(Element region listings)

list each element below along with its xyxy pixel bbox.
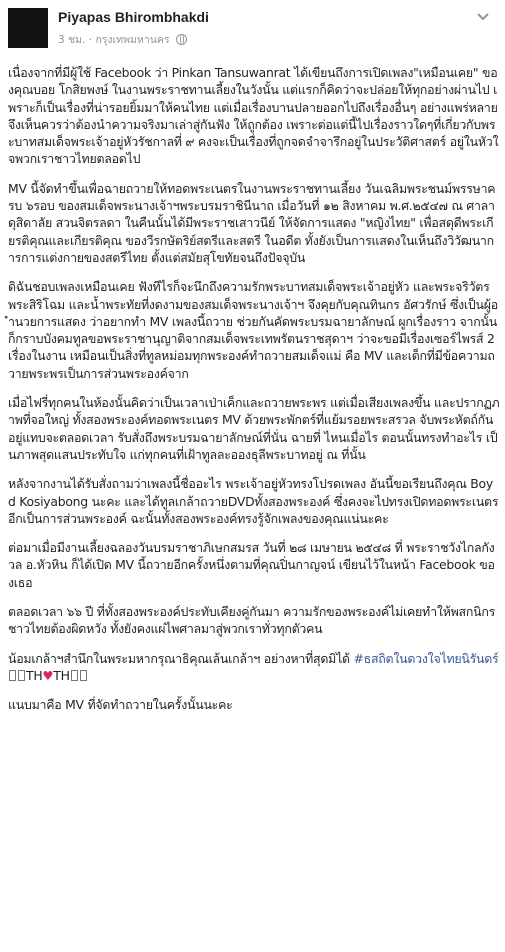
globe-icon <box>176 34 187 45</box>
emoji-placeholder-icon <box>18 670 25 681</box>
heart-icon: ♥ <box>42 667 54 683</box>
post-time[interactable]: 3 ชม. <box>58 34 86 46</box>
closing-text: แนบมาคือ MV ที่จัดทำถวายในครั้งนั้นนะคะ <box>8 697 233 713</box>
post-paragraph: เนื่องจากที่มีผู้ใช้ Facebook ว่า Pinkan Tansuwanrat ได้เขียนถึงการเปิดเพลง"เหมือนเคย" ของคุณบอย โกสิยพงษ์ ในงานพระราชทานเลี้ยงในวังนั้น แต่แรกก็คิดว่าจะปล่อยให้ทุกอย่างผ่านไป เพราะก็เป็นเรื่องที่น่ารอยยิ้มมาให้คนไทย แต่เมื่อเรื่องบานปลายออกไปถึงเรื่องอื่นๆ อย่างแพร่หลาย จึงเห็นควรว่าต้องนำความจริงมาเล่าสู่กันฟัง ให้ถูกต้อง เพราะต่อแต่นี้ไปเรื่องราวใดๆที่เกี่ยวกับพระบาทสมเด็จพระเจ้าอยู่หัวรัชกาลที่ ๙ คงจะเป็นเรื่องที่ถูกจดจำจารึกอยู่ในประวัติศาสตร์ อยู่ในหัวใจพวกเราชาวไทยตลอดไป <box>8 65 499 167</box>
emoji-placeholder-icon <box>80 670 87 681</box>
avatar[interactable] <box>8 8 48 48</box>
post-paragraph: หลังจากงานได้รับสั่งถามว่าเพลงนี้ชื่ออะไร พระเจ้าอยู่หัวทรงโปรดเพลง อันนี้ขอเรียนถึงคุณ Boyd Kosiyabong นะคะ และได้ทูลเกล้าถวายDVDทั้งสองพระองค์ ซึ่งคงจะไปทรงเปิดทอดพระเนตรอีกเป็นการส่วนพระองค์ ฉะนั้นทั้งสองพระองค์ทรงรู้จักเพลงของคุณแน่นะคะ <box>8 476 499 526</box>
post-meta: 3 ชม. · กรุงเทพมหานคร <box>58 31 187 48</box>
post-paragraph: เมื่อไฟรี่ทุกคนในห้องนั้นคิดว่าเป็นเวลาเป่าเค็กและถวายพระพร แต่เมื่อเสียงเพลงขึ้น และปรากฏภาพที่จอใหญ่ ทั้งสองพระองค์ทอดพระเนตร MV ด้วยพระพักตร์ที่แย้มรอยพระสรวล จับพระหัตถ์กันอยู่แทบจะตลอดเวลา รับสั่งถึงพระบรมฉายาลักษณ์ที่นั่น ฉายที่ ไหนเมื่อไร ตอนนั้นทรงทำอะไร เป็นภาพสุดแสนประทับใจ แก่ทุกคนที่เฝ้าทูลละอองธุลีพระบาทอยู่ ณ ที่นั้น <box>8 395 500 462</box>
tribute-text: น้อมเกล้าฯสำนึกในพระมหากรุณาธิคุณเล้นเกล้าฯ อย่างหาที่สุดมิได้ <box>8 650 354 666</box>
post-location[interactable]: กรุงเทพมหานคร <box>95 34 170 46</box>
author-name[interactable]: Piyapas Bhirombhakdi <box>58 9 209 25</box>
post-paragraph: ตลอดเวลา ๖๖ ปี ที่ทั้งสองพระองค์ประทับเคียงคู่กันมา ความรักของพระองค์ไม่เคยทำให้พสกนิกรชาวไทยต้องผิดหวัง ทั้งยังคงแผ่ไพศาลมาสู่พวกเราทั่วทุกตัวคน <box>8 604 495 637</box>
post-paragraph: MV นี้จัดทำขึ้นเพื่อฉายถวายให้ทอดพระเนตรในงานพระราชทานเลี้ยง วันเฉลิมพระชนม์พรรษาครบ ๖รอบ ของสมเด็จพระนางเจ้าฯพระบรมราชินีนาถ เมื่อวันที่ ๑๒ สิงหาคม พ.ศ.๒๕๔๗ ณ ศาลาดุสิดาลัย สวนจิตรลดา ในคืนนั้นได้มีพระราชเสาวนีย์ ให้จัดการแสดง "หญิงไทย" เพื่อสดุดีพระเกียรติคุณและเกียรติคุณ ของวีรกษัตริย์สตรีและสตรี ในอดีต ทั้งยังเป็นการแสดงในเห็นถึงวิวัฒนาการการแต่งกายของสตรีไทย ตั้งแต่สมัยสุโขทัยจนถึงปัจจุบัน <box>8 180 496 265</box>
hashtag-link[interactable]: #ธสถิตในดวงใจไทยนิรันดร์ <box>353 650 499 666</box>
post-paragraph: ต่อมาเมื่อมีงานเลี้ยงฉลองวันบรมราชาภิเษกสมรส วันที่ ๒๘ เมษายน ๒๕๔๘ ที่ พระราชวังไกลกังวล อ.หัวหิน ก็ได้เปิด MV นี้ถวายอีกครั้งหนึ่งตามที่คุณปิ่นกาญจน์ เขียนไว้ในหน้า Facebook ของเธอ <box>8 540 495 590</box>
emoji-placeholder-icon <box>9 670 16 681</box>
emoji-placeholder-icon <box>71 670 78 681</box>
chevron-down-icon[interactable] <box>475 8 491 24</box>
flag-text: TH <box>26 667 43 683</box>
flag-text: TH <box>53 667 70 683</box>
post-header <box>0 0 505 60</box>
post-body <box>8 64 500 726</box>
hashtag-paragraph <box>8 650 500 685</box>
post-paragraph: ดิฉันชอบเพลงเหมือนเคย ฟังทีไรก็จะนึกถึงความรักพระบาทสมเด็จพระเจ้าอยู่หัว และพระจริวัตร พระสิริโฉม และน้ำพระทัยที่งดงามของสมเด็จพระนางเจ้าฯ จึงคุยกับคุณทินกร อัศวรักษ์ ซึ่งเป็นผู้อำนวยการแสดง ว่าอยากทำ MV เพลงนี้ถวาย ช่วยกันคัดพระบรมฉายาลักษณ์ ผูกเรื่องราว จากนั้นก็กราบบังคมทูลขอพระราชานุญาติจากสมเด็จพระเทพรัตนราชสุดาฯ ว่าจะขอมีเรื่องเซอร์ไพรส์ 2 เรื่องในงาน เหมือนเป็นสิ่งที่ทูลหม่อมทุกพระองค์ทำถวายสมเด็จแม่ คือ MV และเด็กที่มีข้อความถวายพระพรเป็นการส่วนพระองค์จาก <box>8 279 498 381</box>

*SET PROBLEM:*
Copy the lines above verbatim, starting at the line containing "globe-icon <box>176 34 187 45</box>" and ending at the line containing "closing-text: แนบมาคือ MV".

*RESULT FOR THIS TASK:*
globe-icon <box>176 34 187 45</box>
emoji-placeholder-icon <box>18 670 25 681</box>
heart-icon: ♥ <box>42 667 54 683</box>
post-time[interactable]: 3 ชม. <box>58 34 86 46</box>
closing-text: แนบมาคือ MV ที่จัดทำถวายในครั้งนั้นนะคะ <box>8 697 233 713</box>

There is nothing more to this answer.